[Objective]
Find each line holding "stories" and copy it out.

== Provided records ==

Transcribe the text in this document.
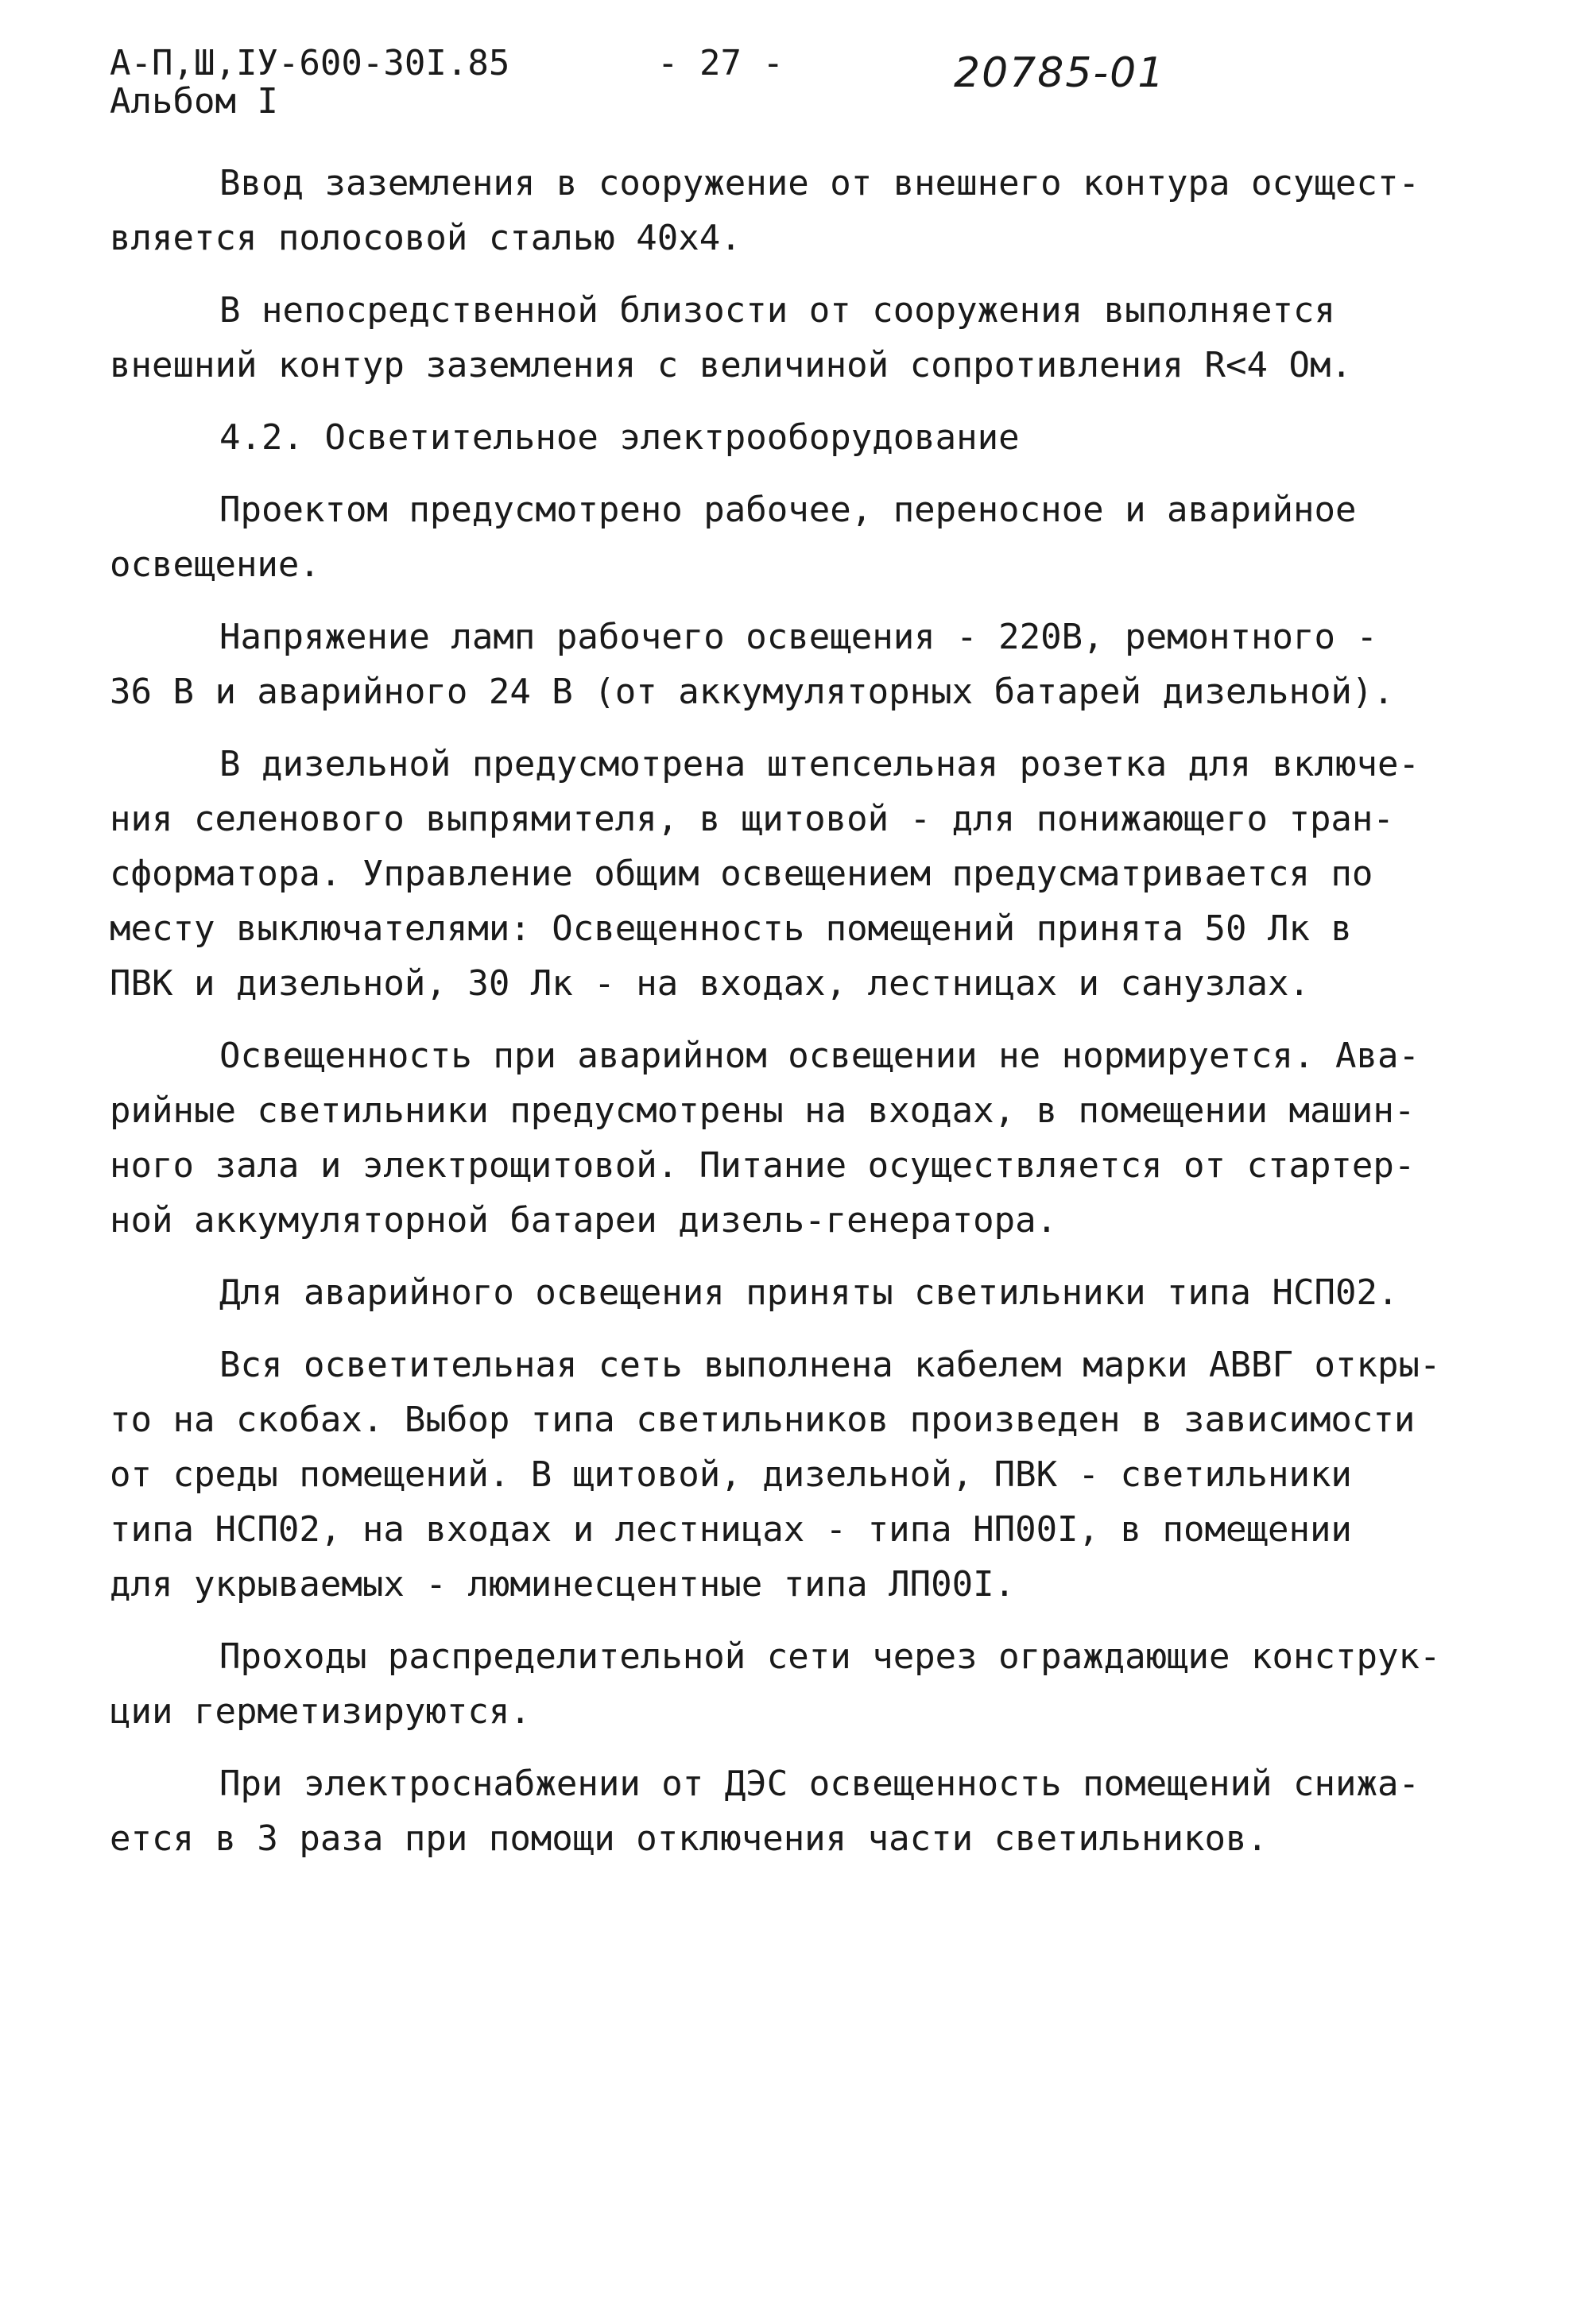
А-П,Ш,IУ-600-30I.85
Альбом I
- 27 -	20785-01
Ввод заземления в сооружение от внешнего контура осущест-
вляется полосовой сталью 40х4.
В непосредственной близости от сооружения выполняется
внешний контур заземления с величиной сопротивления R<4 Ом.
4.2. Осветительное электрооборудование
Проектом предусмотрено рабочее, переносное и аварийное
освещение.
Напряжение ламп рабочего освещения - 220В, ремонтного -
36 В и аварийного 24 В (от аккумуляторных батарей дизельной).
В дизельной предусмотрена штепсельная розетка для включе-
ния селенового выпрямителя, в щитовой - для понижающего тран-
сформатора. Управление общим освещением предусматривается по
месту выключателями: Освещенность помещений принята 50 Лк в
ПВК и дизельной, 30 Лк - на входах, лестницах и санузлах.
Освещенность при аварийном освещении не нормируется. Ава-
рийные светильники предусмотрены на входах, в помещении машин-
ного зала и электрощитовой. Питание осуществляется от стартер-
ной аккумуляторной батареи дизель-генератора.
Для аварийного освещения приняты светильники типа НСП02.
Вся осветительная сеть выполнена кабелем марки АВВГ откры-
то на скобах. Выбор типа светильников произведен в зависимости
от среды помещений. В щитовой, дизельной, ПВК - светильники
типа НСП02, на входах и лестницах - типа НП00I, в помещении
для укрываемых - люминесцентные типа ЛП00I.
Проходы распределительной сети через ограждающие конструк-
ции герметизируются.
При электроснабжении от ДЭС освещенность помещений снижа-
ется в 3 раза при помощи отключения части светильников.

===
== Provided records ==

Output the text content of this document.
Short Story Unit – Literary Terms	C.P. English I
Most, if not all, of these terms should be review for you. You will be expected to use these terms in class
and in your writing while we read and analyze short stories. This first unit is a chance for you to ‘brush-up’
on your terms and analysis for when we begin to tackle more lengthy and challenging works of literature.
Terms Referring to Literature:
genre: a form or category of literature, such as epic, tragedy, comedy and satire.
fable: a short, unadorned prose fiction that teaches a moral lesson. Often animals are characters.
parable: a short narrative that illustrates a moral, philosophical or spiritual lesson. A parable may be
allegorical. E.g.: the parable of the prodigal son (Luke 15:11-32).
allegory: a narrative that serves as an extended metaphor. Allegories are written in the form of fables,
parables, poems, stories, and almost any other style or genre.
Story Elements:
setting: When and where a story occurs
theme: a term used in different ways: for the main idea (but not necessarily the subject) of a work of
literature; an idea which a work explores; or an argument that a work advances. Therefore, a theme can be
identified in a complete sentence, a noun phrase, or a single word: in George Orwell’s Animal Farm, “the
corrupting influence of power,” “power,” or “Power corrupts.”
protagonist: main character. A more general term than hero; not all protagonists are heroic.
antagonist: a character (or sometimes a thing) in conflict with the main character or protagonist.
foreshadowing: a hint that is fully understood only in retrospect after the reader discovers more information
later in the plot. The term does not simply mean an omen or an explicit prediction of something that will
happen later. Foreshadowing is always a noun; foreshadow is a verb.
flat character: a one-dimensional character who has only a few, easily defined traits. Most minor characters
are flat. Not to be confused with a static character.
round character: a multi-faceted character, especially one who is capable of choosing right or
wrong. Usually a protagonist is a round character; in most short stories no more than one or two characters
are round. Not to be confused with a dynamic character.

===
== Provided records ==

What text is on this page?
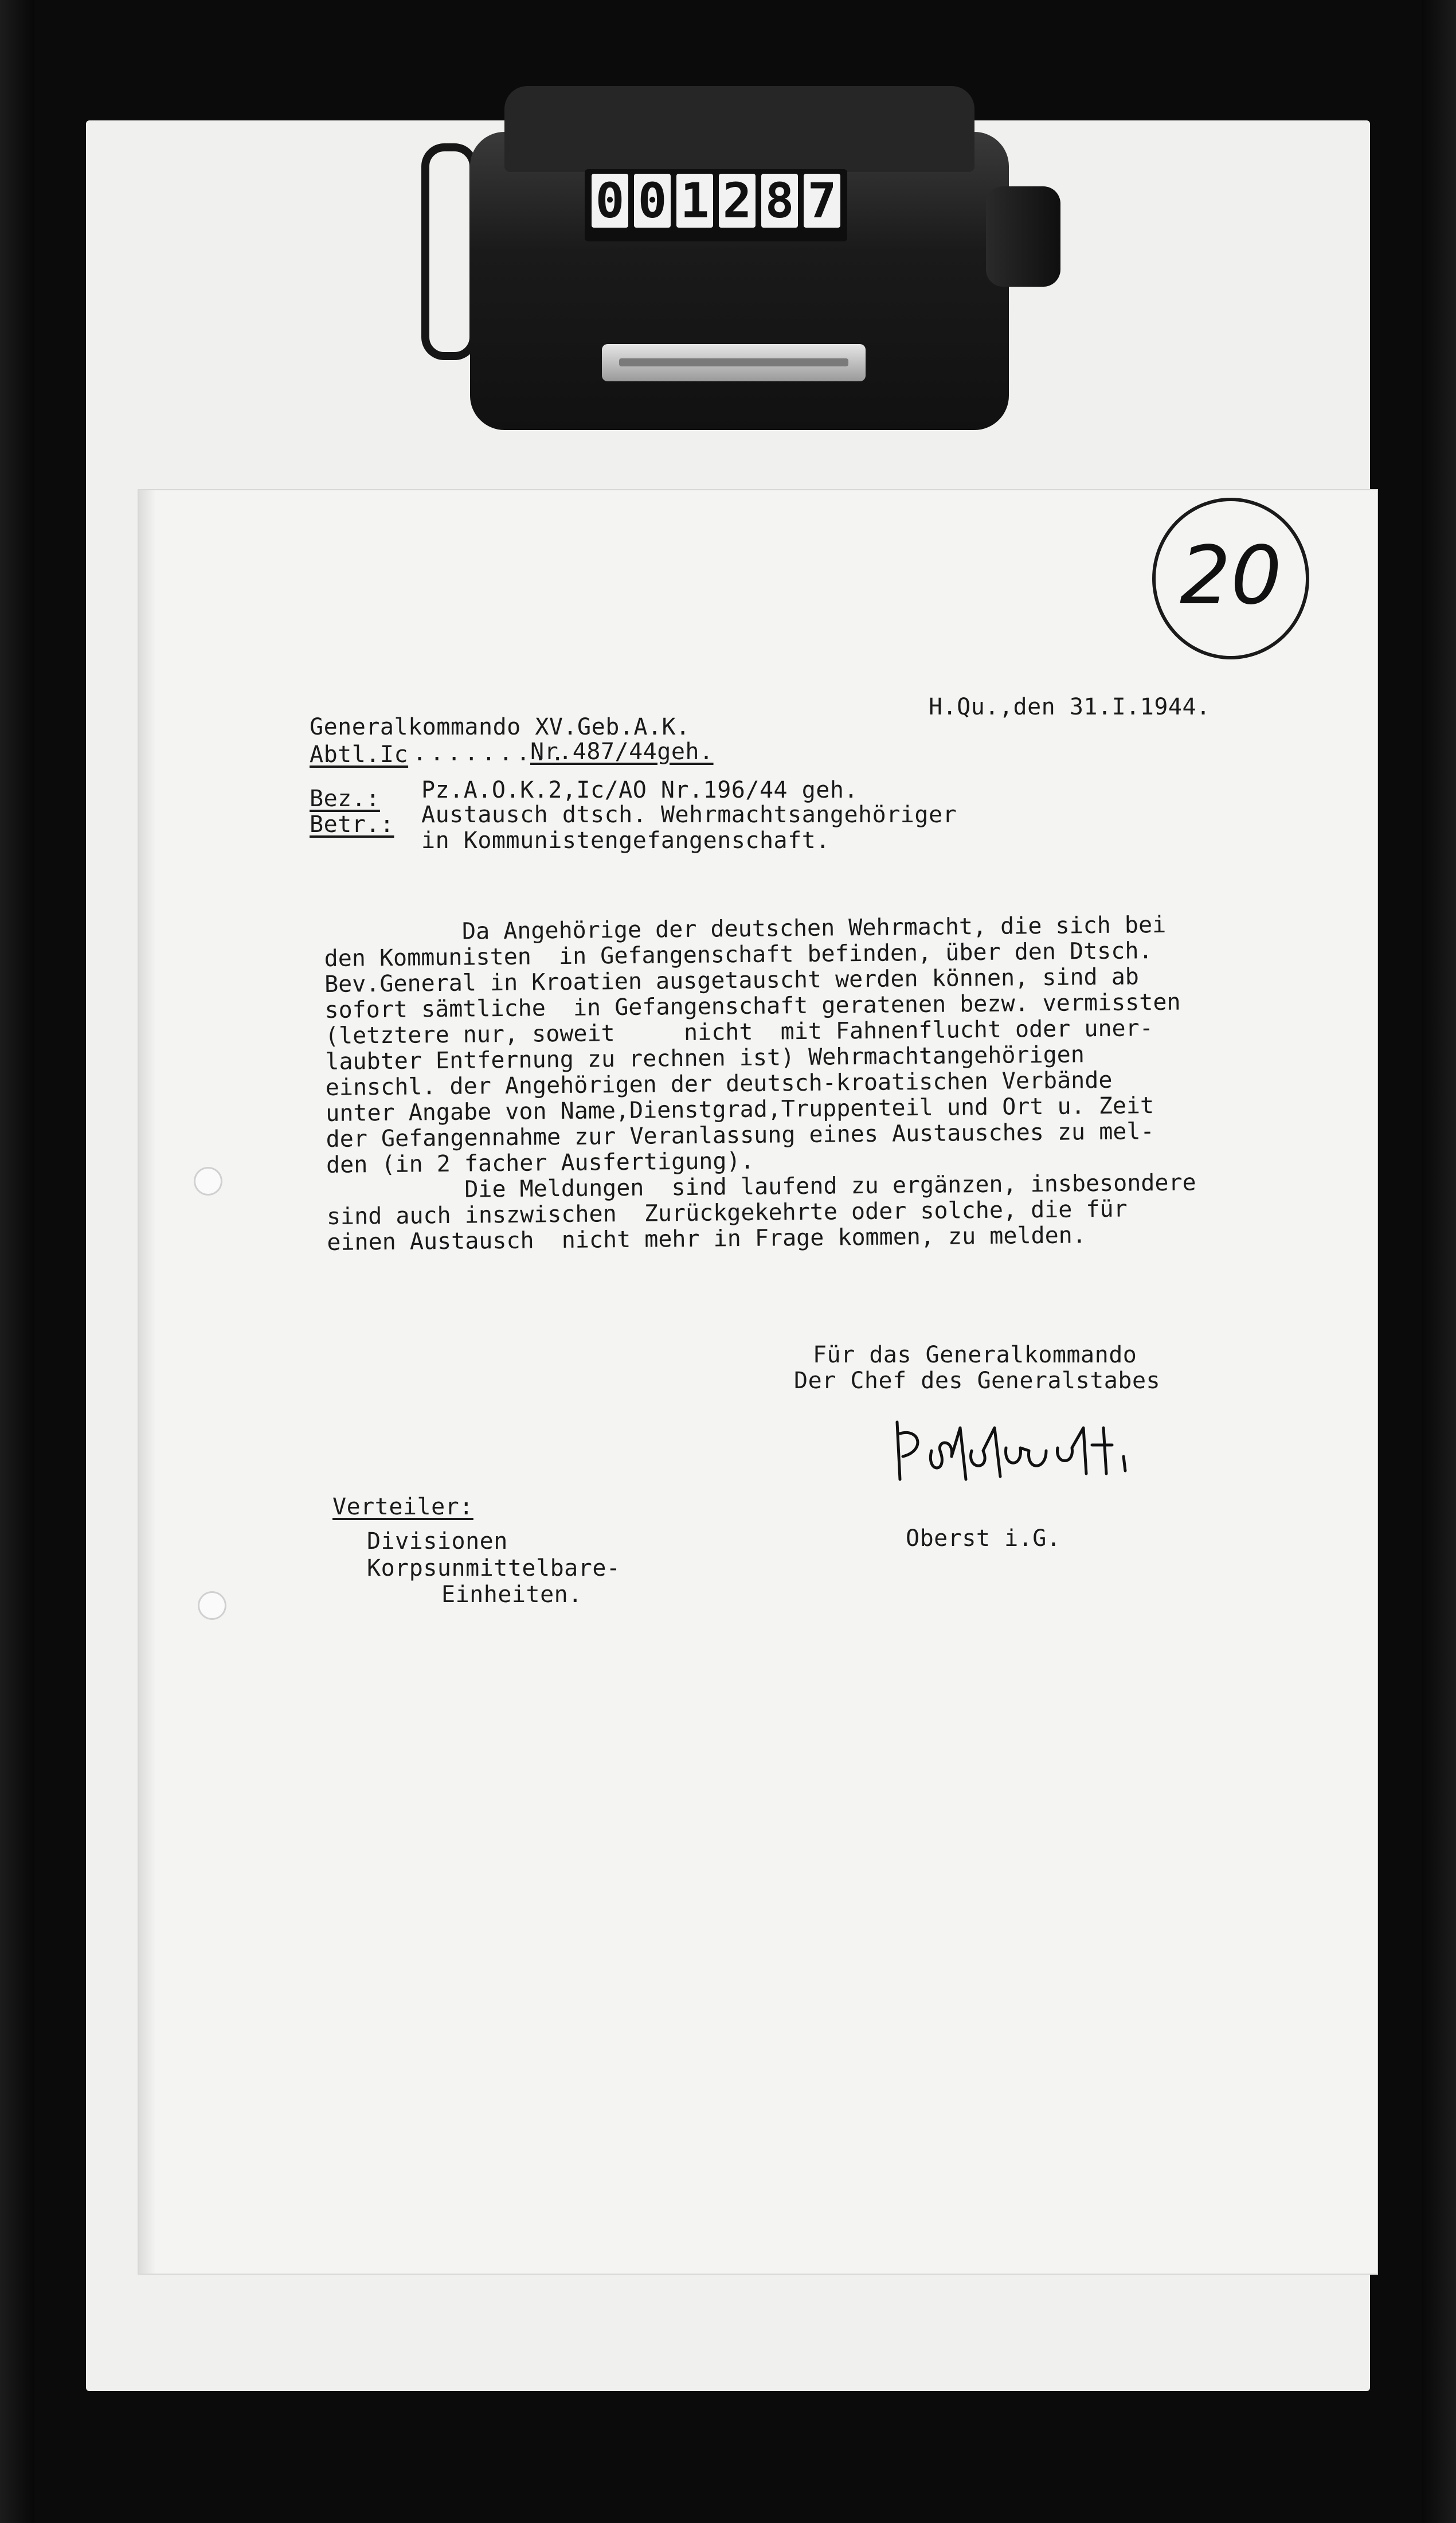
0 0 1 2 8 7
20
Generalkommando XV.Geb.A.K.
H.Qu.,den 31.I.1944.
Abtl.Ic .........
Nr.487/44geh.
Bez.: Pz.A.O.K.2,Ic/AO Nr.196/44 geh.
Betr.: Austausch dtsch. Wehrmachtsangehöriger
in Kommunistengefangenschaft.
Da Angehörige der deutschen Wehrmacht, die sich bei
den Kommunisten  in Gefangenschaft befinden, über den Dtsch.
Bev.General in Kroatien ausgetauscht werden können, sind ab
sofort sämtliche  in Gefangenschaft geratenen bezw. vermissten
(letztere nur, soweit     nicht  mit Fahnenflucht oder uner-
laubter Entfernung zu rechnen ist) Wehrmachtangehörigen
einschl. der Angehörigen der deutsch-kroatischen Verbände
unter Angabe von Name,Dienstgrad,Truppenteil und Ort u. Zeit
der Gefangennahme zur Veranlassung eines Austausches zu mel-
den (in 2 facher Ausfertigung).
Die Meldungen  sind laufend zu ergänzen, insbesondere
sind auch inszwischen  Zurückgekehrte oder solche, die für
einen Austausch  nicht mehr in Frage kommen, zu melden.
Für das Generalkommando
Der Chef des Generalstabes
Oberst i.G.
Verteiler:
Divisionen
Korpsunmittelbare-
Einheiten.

===

[Final result]
and in your writing while we read and analyze short stories. This first unit is a chance for you to ‘brush-up’
parables, poems, stories, and almost any other style or genre.
wrong. Usually a protagonist is a round character; in most short stories no more than one or two characters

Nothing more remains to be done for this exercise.